* [Goal] Every entry here needs to be repeated exactly.

* [Data extract]

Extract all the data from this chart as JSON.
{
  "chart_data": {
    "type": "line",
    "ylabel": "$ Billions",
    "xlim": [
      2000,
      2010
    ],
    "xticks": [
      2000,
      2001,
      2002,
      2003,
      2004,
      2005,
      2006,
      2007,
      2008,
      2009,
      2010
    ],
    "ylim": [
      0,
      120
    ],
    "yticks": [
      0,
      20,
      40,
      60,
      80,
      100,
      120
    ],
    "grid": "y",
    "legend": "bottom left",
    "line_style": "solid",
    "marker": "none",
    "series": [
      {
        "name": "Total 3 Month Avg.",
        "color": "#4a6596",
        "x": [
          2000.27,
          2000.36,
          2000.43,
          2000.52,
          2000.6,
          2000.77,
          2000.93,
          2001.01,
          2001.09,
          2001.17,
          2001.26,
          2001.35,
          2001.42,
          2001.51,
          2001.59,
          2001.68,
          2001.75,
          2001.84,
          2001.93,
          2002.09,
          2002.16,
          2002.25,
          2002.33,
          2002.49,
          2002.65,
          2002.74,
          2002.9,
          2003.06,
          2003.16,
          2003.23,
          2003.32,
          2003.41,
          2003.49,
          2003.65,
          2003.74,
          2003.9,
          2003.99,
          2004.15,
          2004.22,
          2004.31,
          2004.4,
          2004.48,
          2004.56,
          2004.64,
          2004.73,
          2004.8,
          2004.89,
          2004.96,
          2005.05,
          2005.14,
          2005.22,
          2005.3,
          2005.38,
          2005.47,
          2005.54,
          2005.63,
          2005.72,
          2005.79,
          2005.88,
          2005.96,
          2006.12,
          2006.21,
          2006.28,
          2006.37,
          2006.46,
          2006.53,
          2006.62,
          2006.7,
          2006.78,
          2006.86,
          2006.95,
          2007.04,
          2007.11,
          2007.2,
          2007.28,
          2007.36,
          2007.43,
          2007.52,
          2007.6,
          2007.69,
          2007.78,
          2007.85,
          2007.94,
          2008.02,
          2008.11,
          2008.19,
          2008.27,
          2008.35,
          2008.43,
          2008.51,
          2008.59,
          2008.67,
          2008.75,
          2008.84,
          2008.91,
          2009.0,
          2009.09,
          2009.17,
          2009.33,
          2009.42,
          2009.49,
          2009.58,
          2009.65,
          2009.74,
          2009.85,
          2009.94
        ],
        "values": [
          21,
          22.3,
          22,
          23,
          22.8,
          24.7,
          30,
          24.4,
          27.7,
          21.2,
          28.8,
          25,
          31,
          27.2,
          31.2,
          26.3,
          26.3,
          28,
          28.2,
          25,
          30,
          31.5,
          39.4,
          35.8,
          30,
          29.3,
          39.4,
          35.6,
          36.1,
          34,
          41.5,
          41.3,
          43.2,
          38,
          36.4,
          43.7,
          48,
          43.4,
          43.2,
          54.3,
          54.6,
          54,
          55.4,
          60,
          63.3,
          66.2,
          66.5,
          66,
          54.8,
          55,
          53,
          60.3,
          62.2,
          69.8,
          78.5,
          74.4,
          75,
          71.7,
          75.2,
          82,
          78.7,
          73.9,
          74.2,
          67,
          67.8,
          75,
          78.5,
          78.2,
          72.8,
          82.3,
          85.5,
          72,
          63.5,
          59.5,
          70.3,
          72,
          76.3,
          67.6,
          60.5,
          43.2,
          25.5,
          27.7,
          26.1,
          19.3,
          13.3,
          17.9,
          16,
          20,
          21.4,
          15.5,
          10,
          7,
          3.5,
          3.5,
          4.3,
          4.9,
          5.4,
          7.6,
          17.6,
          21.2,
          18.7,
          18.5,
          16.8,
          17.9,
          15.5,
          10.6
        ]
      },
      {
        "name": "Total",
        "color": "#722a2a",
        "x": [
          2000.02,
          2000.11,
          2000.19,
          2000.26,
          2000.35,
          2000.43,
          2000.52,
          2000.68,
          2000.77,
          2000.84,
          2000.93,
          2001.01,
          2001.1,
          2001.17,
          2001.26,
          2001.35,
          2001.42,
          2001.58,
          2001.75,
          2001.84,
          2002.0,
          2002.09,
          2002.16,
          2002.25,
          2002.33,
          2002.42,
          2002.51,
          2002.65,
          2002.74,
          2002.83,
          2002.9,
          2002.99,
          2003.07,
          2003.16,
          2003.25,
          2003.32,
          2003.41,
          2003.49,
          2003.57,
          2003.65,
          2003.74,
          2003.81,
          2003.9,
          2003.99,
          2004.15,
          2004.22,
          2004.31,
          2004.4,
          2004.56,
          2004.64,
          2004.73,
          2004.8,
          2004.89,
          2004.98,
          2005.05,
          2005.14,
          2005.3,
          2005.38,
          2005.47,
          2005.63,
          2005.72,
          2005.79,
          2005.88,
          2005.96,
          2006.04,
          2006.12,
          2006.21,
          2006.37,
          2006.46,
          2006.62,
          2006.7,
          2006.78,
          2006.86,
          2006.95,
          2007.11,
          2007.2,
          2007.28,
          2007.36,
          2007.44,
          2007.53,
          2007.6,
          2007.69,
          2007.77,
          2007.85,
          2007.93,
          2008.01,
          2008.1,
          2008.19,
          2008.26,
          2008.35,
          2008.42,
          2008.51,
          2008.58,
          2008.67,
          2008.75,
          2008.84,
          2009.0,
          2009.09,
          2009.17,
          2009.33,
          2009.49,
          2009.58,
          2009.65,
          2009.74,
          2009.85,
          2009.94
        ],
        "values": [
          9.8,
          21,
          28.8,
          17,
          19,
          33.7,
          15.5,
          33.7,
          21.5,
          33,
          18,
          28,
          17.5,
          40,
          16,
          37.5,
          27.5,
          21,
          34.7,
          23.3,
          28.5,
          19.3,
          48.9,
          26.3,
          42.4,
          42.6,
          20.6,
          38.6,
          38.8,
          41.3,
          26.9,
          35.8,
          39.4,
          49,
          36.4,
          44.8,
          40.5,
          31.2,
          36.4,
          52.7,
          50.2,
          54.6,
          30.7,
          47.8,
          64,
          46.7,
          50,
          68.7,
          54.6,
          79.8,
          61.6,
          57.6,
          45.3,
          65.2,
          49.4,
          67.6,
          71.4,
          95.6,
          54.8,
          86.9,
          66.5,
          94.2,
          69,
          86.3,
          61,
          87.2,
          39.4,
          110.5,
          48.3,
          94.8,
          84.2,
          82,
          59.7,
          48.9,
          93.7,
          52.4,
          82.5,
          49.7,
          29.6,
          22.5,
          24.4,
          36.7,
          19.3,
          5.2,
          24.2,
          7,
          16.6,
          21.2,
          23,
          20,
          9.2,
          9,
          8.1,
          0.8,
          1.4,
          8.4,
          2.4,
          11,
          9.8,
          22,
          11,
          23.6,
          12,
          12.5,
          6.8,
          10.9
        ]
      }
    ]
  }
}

* [The solution]
Extract all the data from this chart as JSON.
{
  "chart_data": {
    "type": "line",
    "ylabel": "$ Billions",
    "xlim": [
      2000,
      2010
    ],
    "xticks": [
      2000,
      2001,
      2002,
      2003,
      2004,
      2005,
      2006,
      2007,
      2008,
      2009,
      2010
    ],
    "ylim": [
      0,
      120
    ],
    "yticks": [
      0,
      20,
      40,
      60,
      80,
      100,
      120
    ],
    "grid": "y",
    "legend": "bottom left",
    "line_style": "solid",
    "marker": "none",
    "series": [
      {
        "name": "Total 3 Month Avg.",
        "color": "#4a6596",
        "x": [
          2000.27,
          2000.36,
          2000.43,
          2000.52,
          2000.6,
          2000.77,
          2000.93,
          2001.01,
          2001.09,
          2001.17,
          2001.26,
          2001.35,
          2001.42,
          2001.51,
          2001.59,
          2001.68,
          2001.75,
          2001.84,
          2001.93,
          2002.09,
          2002.16,
          2002.25,
          2002.33,
          2002.49,
          2002.65,
          2002.74,
          2002.9,
          2003.06,
          2003.16,
          2003.23,
          2003.32,
          2003.41,
          2003.49,
          2003.65,
          2003.74,
          2003.9,
          2003.99,
          2004.15,
          2004.22,
          2004.31,
          2004.4,
          2004.48,
          2004.56,
          2004.64,
          2004.73,
          2004.8,
          2004.89,
          2004.96,
          2005.05,
          2005.14,
          2005.22,
          2005.3,
          2005.38,
          2005.47,
          2005.54,
          2005.63,
          2005.72,
          2005.79,
          2005.88,
          2005.96,
          2006.12,
          2006.21,
          2006.28,
          2006.37,
          2006.46,
          2006.53,
          2006.62,
          2006.7,
          2006.78,
          2006.86,
          2006.95,
          2007.04,
          2007.11,
          2007.2,
          2007.28,
          2007.36,
          2007.43,
          2007.52,
          2007.6,
          2007.69,
          2007.78,
          2007.85,
          2007.94,
          2008.02,
          2008.11,
          2008.19,
          2008.27,
          2008.35,
          2008.43,
          2008.51,
          2008.59,
          2008.67,
          2008.75,
          2008.84,
          2008.91,
          2009.0,
          2009.09,
          2009.17,
          2009.33,
          2009.42,
          2009.49,
          2009.58,
          2009.65,
          2009.74,
          2009.85,
          2009.94
        ],
        "values": [
          21,
          22.3,
          22,
          23,
          22.8,
          24.7,
          30,
          24.4,
          27.7,
          21.2,
          28.8,
          25,
          31,
          27.2,
          31.2,
          26.3,
          26.3,
          28,
          28.2,
          25,
          30,
          31.5,
          39.4,
          35.8,
          30,
          29.3,
          39.4,
          35.6,
          36.1,
          34,
          41.5,
          41.3,
          43.2,
          38,
          36.4,
          43.7,
          48,
          43.4,
          43.2,
          54.3,
          54.6,
          54,
          55.4,
          60,
          63.3,
          66.2,
          66.5,
          66,
          54.8,
          55,
          53,
          60.3,
          62.2,
          69.8,
          78.5,
          74.4,
          75,
          71.7,
          75.2,
          82,
          78.7,
          73.9,
          74.2,
          67,
          67.8,
          75,
          78.5,
          78.2,
          72.8,
          82.3,
          85.5,
          72,
          63.5,
          59.5,
          70.3,
          72,
          76.3,
          67.6,
          60.5,
          43.2,
          25.5,
          27.7,
          26.1,
          19.3,
          13.3,
          17.9,
          16,
          20,
          21.4,
          15.5,
          10,
          7,
          3.5,
          3.5,
          4.3,
          4.9,
          5.4,
          7.6,
          17.6,
          21.2,
          18.7,
          18.5,
          16.8,
          17.9,
          15.5,
          10.6
        ]
      },
      {
        "name": "Total",
        "color": "#722a2a",
        "x": [
          2000.02,
          2000.11,
          2000.19,
          2000.26,
          2000.35,
          2000.43,
          2000.52,
          2000.68,
          2000.77,
          2000.84,
          2000.93,
          2001.01,
          2001.1,
          2001.17,
          2001.26,
          2001.35,
          2001.42,
          2001.58,
          2001.75,
          2001.84,
          2002.0,
          2002.09,
          2002.16,
          2002.25,
          2002.33,
          2002.42,
          2002.51,
          2002.65,
          2002.74,
          2002.83,
          2002.9,
          2002.99,
          2003.07,
          2003.16,
          2003.25,
          2003.32,
          2003.41,
          2003.49,
          2003.57,
          2003.65,
          2003.74,
          2003.81,
          2003.9,
          2003.99,
          2004.15,
          2004.22,
          2004.31,
          2004.4,
          2004.56,
          2004.64,
          2004.73,
          2004.8,
          2004.89,
          2004.98,
          2005.05,
          2005.14,
          2005.3,
          2005.38,
          2005.47,
          2005.63,
          2005.72,
          2005.79,
          2005.88,
          2005.96,
          2006.04,
          2006.12,
          2006.21,
          2006.37,
          2006.46,
          2006.62,
          2006.7,
          2006.78,
          2006.86,
          2006.95,
          2007.11,
          2007.2,
          2007.28,
          2007.36,
          2007.44,
          2007.53,
          2007.6,
          2007.69,
          2007.77,
          2007.85,
          2007.93,
          2008.01,
          2008.1,
          2008.19,
          2008.26,
          2008.35,
          2008.42,
          2008.51,
          2008.58,
          2008.67,
          2008.75,
          2008.84,
          2009.0,
          2009.09,
          2009.17,
          2009.33,
          2009.49,
          2009.58,
          2009.65,
          2009.74,
          2009.85,
          2009.94
        ],
        "values": [
          9.8,
          21,
          28.8,
          17,
          19,
          33.7,
          15.5,
          33.7,
          21.5,
          33,
          18,
          28,
          17.5,
          40,
          16,
          37.5,
          27.5,
          21,
          34.7,
          23.3,
          28.5,
          19.3,
          48.9,
          26.3,
          42.4,
          42.6,
          20.6,
          38.6,
          38.8,
          41.3,
          26.9,
          35.8,
          39.4,
          49,
          36.4,
          44.8,
          40.5,
          31.2,
          36.4,
          52.7,
          50.2,
          54.6,
          30.7,
          47.8,
          64,
          46.7,
          50,
          68.7,
          54.6,
          79.8,
          61.6,
          57.6,
          45.3,
          65.2,
          49.4,
          67.6,
          71.4,
          95.6,
          54.8,
          86.9,
          66.5,
          94.2,
          69,
          86.3,
          61,
          87.2,
          39.4,
          110.5,
          48.3,
          94.8,
          84.2,
          82,
          59.7,
          48.9,
          93.7,
          52.4,
          82.5,
          49.7,
          29.6,
          22.5,
          24.4,
          36.7,
          19.3,
          5.2,
          24.2,
          7,
          16.6,
          21.2,
          23,
          20,
          9.2,
          9,
          8.1,
          0.8,
          1.4,
          8.4,
          2.4,
          11,
          9.8,
          22,
          11,
          23.6,
          12,
          12.5,
          6.8,
          10.9
        ]
      }
    ]
  }
}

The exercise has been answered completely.